Extracted data entries
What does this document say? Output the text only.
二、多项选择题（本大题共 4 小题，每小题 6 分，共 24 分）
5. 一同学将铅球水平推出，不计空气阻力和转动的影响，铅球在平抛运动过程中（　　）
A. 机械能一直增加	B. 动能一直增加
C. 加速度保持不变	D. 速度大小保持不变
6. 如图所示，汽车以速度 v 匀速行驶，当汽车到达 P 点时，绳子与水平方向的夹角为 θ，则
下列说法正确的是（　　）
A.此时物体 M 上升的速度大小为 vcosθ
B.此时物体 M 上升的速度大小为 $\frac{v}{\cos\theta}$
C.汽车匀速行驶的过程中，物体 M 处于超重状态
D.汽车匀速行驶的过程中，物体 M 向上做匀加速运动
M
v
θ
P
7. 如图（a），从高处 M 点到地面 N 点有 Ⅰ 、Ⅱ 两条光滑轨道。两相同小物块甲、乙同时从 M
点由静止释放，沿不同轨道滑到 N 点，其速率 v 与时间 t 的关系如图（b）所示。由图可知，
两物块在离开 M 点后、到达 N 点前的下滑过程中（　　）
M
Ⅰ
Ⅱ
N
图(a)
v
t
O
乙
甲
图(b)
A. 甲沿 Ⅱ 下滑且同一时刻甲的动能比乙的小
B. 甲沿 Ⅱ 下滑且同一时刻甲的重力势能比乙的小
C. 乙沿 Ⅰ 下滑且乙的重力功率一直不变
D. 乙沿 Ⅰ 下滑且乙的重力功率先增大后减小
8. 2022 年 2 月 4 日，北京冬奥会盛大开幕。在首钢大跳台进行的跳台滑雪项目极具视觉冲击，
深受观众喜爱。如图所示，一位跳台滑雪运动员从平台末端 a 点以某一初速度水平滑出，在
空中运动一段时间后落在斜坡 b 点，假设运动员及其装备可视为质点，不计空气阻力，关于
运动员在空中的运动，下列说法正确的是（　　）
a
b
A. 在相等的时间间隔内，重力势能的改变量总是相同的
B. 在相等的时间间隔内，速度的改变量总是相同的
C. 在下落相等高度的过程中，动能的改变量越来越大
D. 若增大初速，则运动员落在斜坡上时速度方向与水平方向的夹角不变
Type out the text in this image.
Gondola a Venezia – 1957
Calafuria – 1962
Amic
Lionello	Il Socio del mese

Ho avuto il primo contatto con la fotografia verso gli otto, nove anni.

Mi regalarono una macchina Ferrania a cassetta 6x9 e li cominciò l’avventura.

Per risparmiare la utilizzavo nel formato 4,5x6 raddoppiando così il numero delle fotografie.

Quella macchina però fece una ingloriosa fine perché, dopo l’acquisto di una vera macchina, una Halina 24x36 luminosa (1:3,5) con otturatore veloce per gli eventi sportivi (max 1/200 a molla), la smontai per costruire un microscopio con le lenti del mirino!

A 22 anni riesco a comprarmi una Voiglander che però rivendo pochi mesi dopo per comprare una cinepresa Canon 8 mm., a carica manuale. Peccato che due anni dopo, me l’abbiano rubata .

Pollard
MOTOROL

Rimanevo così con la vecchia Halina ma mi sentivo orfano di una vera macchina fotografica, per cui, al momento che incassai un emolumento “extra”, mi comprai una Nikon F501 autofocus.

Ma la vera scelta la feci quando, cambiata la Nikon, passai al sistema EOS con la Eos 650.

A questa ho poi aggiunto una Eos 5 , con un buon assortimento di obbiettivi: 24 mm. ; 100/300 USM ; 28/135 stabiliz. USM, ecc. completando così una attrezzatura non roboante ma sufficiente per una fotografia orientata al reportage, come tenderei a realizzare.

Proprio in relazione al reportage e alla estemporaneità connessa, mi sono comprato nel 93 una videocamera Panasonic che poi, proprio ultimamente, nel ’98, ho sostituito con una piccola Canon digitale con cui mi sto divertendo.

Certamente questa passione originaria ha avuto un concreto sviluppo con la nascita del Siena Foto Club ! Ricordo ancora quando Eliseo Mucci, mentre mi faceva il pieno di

§ Set task: Print out every entry, keeping each one exact.

§ Reply to the task:
What does this document say? Output the text only.
二、多项选择题（本大题共 4 小题，每小题 6 分，共 24 分）
5. 一同学将铅球水平推出，不计空气阻力和转动的影响，铅球在平抛运动过程中（　　）
A. 机械能一直增加	B. 动能一直增加
C. 加速度保持不变	D. 速度大小保持不变
6. 如图所示，汽车以速度 v 匀速行驶，当汽车到达 P 点时，绳子与水平方向的夹角为 θ，则
下列说法正确的是（　　）
A.此时物体 M 上升的速度大小为 vcosθ
B.此时物体 M 上升的速度大小为 $\frac{v}{\cos\theta}$
C.汽车匀速行驶的过程中，物体 M 处于超重状态
D.汽车匀速行驶的过程中，物体 M 向上做匀加速运动
M
v
θ
P
7. 如图（a），从高处 M 点到地面 N 点有 Ⅰ 、Ⅱ 两条光滑轨道。两相同小物块甲、乙同时从 M
点由静止释放，沿不同轨道滑到 N 点，其速率 v 与时间 t 的关系如图（b）所示。由图可知，
两物块在离开 M 点后、到达 N 点前的下滑过程中（　　）
M
Ⅰ
Ⅱ
N
图(a)
v
t
O
乙
甲
图(b)
A. 甲沿 Ⅱ 下滑且同一时刻甲的动能比乙的小
B. 甲沿 Ⅱ 下滑且同一时刻甲的重力势能比乙的小
C. 乙沿 Ⅰ 下滑且乙的重力功率一直不变
D. 乙沿 Ⅰ 下滑且乙的重力功率先增大后减小
8. 2022 年 2 月 4 日，北京冬奥会盛大开幕。在首钢大跳台进行的跳台滑雪项目极具视觉冲击，
深受观众喜爱。如图所示，一位跳台滑雪运动员从平台末端 a 点以某一初速度水平滑出，在
空中运动一段时间后落在斜坡 b 点，假设运动员及其装备可视为质点，不计空气阻力，关于
运动员在空中的运动，下列说法正确的是（　　）
a
b
A. 在相等的时间间隔内，重力势能的改变量总是相同的
B. 在相等的时间间隔内，速度的改变量总是相同的
C. 在下落相等高度的过程中，动能的改变量越来越大
D. 若增大初速，则运动员落在斜坡上时速度方向与水平方向的夹角不变
Type out the text in this image.
Gondola a Venezia – 1957
Calafuria – 1962
Amic
Lionello	Il Socio del mese

Ho avuto il primo contatto con la fotografia verso gli otto, nove anni.

Mi regalarono una macchina Ferrania a cassetta 6x9 e li cominciò l’avventura.

Per risparmiare la utilizzavo nel formato 4,5x6 raddoppiando così il numero delle fotografie.

Quella macchina però fece una ingloriosa fine perché, dopo l’acquisto di una vera macchina, una Halina 24x36 luminosa (1:3,5) con otturatore veloce per gli eventi sportivi (max 1/200 a molla), la smontai per costruire un microscopio con le lenti del mirino!

A 22 anni riesco a comprarmi una Voiglander che però rivendo pochi mesi dopo per comprare una cinepresa Canon 8 mm., a carica manuale. Peccato che due anni dopo, me l’abbiano rubata .

Pollard
MOTOROL

Rimanevo così con la vecchia Halina ma mi sentivo orfano di una vera macchina fotografica, per cui, al momento che incassai un emolumento “extra”, mi comprai una Nikon F501 autofocus.

Ma la vera scelta la feci quando, cambiata la Nikon, passai al sistema EOS con la Eos 650.

A questa ho poi aggiunto una Eos 5 , con un buon assortimento di obbiettivi: 24 mm. ; 100/300 USM ; 28/135 stabiliz. USM, ecc. completando così una attrezzatura non roboante ma sufficiente per una fotografia orientata al reportage, come tenderei a realizzare.

Proprio in relazione al reportage e alla estemporaneità connessa, mi sono comprato nel 93 una videocamera Panasonic che poi, proprio ultimamente, nel ’98, ho sostituito con una piccola Canon digitale con cui mi sto divertendo.

Certamente questa passione originaria ha avuto un concreto sviluppo con la nascita del Siena Foto Club ! Ricordo ancora quando Eliseo Mucci, mentre mi faceva il pieno di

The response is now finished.